Required task:
Pick out each line of the records in which the word "Componentes" appears.

## BEGIN

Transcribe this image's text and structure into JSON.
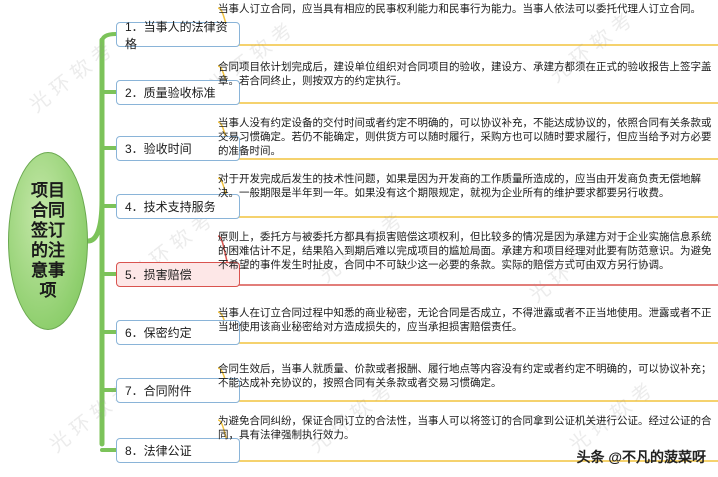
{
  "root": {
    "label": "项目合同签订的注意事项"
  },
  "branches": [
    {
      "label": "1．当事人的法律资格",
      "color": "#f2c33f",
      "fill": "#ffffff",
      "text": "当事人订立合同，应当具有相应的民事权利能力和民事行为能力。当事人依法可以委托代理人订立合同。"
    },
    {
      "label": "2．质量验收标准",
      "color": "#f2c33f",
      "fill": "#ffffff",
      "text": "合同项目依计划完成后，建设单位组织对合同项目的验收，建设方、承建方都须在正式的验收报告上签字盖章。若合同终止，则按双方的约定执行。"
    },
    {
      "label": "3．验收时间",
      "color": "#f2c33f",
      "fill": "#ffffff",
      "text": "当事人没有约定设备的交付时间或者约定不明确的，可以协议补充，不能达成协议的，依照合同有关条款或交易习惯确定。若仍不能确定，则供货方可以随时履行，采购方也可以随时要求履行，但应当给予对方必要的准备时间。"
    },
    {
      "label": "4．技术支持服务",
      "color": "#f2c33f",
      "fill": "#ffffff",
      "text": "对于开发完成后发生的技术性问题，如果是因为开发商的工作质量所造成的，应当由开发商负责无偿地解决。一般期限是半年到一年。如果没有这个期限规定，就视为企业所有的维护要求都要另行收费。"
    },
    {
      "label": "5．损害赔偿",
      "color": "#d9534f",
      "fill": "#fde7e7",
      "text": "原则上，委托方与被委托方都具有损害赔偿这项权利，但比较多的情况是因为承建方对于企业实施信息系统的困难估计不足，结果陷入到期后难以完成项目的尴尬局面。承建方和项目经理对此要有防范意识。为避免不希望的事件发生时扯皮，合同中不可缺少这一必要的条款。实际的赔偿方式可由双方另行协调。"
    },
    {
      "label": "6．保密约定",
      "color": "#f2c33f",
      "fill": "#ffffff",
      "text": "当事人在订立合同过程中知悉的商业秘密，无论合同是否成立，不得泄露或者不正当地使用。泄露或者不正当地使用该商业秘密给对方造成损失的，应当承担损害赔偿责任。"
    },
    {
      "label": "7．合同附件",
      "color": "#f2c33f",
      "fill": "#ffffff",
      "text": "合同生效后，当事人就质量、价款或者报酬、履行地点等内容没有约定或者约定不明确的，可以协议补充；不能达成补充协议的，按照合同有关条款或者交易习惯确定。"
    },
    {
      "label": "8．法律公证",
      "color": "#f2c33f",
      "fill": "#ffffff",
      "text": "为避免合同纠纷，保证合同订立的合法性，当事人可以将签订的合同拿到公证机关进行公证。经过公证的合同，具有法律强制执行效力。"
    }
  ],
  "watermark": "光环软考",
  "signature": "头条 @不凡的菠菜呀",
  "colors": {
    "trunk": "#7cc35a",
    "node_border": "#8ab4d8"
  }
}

## END
## BEGIN

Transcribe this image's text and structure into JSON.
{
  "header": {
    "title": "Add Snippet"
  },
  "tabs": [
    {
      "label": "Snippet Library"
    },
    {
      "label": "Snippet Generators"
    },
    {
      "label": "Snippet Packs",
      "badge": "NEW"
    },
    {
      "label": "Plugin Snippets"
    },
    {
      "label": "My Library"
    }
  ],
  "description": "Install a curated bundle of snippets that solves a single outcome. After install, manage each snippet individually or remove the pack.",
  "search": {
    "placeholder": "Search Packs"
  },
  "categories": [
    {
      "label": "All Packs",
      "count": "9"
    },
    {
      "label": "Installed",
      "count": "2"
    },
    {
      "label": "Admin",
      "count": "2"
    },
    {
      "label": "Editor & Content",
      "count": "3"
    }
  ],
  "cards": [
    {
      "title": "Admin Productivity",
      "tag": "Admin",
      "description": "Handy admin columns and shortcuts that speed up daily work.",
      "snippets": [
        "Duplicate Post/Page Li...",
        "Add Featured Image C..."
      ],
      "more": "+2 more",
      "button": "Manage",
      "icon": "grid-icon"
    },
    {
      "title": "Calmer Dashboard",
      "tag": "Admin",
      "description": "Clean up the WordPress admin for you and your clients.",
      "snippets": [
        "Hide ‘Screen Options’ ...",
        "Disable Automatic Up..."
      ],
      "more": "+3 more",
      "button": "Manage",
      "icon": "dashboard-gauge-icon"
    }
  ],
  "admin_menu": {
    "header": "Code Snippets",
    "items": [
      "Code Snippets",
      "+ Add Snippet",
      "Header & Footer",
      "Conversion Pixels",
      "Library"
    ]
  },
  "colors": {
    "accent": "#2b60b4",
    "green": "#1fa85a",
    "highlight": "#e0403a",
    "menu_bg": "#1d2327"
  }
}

## END
## BEGIN

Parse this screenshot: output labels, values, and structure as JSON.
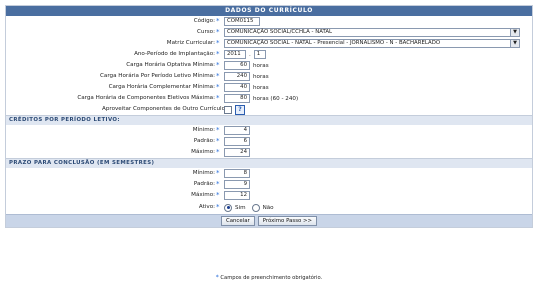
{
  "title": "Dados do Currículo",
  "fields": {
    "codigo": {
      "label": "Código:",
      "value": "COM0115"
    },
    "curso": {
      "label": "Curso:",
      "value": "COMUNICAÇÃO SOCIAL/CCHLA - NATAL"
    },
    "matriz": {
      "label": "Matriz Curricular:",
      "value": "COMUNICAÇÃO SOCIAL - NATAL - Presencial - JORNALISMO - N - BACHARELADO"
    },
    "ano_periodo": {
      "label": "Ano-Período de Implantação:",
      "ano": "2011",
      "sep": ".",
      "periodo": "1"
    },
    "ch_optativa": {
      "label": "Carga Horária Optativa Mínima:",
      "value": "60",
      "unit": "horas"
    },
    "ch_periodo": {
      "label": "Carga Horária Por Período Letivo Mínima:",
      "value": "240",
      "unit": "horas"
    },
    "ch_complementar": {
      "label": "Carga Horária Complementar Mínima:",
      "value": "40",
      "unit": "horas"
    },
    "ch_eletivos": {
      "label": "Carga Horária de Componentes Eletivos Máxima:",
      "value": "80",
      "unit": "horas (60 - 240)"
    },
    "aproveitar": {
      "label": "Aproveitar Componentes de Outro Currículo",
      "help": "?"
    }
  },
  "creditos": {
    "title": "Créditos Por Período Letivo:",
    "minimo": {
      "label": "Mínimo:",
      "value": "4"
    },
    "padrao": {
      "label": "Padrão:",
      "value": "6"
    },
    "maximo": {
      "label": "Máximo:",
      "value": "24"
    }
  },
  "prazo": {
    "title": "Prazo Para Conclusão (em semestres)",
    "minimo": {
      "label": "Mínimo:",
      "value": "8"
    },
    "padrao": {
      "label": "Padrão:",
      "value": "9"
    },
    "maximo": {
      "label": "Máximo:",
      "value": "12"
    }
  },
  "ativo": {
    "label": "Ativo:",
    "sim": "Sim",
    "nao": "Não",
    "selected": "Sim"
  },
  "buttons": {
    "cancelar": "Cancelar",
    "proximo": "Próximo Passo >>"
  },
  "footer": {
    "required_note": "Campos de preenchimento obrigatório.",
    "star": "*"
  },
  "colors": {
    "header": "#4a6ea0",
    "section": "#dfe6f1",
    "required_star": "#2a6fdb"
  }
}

## END

Complete response:
      "label": "Carga Horária de Componentes Eletivos Máxima:",
      "label": "Aproveitar Componentes de Outro Currículo",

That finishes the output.